• [Request]
In full and without alteration, repeat the material.

• [Source data]
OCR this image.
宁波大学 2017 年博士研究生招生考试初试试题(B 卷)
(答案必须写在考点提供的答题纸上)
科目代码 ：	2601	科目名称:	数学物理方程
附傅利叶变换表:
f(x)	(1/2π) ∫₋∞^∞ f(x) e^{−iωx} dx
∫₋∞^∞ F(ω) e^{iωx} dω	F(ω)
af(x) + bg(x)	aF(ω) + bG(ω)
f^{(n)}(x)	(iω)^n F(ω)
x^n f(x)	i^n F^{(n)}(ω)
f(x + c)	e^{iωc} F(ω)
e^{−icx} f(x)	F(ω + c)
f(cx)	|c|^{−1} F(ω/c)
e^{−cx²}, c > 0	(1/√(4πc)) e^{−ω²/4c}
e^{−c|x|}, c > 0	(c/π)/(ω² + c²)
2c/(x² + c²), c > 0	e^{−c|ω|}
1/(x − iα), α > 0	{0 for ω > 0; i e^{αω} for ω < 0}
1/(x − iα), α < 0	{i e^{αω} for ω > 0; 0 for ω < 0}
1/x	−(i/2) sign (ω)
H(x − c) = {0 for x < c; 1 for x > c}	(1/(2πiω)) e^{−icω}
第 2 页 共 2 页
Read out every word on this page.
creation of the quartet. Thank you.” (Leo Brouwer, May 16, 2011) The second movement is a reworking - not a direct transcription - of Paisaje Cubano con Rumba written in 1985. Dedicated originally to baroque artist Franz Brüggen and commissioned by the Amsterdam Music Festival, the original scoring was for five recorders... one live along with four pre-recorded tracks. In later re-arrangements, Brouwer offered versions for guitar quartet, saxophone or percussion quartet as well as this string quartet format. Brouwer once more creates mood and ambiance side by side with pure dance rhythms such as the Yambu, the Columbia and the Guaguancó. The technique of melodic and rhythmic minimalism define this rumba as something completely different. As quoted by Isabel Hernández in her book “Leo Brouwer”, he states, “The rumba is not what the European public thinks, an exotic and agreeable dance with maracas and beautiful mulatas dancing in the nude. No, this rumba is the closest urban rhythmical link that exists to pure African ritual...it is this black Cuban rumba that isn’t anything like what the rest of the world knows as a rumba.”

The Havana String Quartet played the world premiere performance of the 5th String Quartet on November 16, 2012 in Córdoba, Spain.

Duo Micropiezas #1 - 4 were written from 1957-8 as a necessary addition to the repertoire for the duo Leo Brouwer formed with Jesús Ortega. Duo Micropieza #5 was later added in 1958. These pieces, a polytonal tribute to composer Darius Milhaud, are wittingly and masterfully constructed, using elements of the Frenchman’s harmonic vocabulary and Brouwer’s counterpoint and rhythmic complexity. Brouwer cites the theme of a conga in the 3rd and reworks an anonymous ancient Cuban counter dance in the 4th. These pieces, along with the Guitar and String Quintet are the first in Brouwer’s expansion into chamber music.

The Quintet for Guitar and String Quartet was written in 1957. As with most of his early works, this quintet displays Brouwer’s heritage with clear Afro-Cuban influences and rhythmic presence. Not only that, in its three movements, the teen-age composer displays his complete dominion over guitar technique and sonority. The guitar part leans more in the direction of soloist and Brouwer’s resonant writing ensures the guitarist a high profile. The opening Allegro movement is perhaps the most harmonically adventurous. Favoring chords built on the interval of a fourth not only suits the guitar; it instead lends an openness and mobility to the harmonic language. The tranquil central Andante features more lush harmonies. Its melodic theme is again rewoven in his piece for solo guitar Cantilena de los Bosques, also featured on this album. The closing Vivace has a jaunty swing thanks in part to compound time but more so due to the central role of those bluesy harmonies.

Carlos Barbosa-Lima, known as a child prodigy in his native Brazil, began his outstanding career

• [Complete response]
OCR this image.
宁波大学 2017 年博士研究生招生考试初试试题(B 卷)
(答案必须写在考点提供的答题纸上)
科目代码 ：	2601	科目名称:	数学物理方程
附傅利叶变换表:
f(x)	(1/2π) ∫₋∞^∞ f(x) e^{−iωx} dx
∫₋∞^∞ F(ω) e^{iωx} dω	F(ω)
af(x) + bg(x)	aF(ω) + bG(ω)
f^{(n)}(x)	(iω)^n F(ω)
x^n f(x)	i^n F^{(n)}(ω)
f(x + c)	e^{iωc} F(ω)
e^{−icx} f(x)	F(ω + c)
f(cx)	|c|^{−1} F(ω/c)
e^{−cx²}, c > 0	(1/√(4πc)) e^{−ω²/4c}
e^{−c|x|}, c > 0	(c/π)/(ω² + c²)
2c/(x² + c²), c > 0	e^{−c|ω|}
1/(x − iα), α > 0	{0 for ω > 0; i e^{αω} for ω < 0}
1/(x − iα), α < 0	{i e^{αω} for ω > 0; 0 for ω < 0}
1/x	−(i/2) sign (ω)
H(x − c) = {0 for x < c; 1 for x > c}	(1/(2πiω)) e^{−icω}
第 2 页 共 2 页
Read out every word on this page.
creation of the quartet. Thank you.” (Leo Brouwer, May 16, 2011) The second movement is a reworking - not a direct transcription - of Paisaje Cubano con Rumba written in 1985. Dedicated originally to baroque artist Franz Brüggen and commissioned by the Amsterdam Music Festival, the original scoring was for five recorders... one live along with four pre-recorded tracks. In later re-arrangements, Brouwer offered versions for guitar quartet, saxophone or percussion quartet as well as this string quartet format. Brouwer once more creates mood and ambiance side by side with pure dance rhythms such as the Yambu, the Columbia and the Guaguancó. The technique of melodic and rhythmic minimalism define this rumba as something completely different. As quoted by Isabel Hernández in her book “Leo Brouwer”, he states, “The rumba is not what the European public thinks, an exotic and agreeable dance with maracas and beautiful mulatas dancing in the nude. No, this rumba is the closest urban rhythmical link that exists to pure African ritual...it is this black Cuban rumba that isn’t anything like what the rest of the world knows as a rumba.”

The Havana String Quartet played the world premiere performance of the 5th String Quartet on November 16, 2012 in Córdoba, Spain.

Duo Micropiezas #1 - 4 were written from 1957-8 as a necessary addition to the repertoire for the duo Leo Brouwer formed with Jesús Ortega. Duo Micropieza #5 was later added in 1958. These pieces, a polytonal tribute to composer Darius Milhaud, are wittingly and masterfully constructed, using elements of the Frenchman’s harmonic vocabulary and Brouwer’s counterpoint and rhythmic complexity. Brouwer cites the theme of a conga in the 3rd and reworks an anonymous ancient Cuban counter dance in the 4th. These pieces, along with the Guitar and String Quintet are the first in Brouwer’s expansion into chamber music.

The Quintet for Guitar and String Quartet was written in 1957. As with most of his early works, this quintet displays Brouwer’s heritage with clear Afro-Cuban influences and rhythmic presence. Not only that, in its three movements, the teen-age composer displays his complete dominion over guitar technique and sonority. The guitar part leans more in the direction of soloist and Brouwer’s resonant writing ensures the guitarist a high profile. The opening Allegro movement is perhaps the most harmonically adventurous. Favoring chords built on the interval of a fourth not only suits the guitar; it instead lends an openness and mobility to the harmonic language. The tranquil central Andante features more lush harmonies. Its melodic theme is again rewoven in his piece for solo guitar Cantilena de los Bosques, also featured on this album. The closing Vivace has a jaunty swing thanks in part to compound time but more so due to the central role of those bluesy harmonies.

Carlos Barbosa-Lima, known as a child prodigy in his native Brazil, began his outstanding career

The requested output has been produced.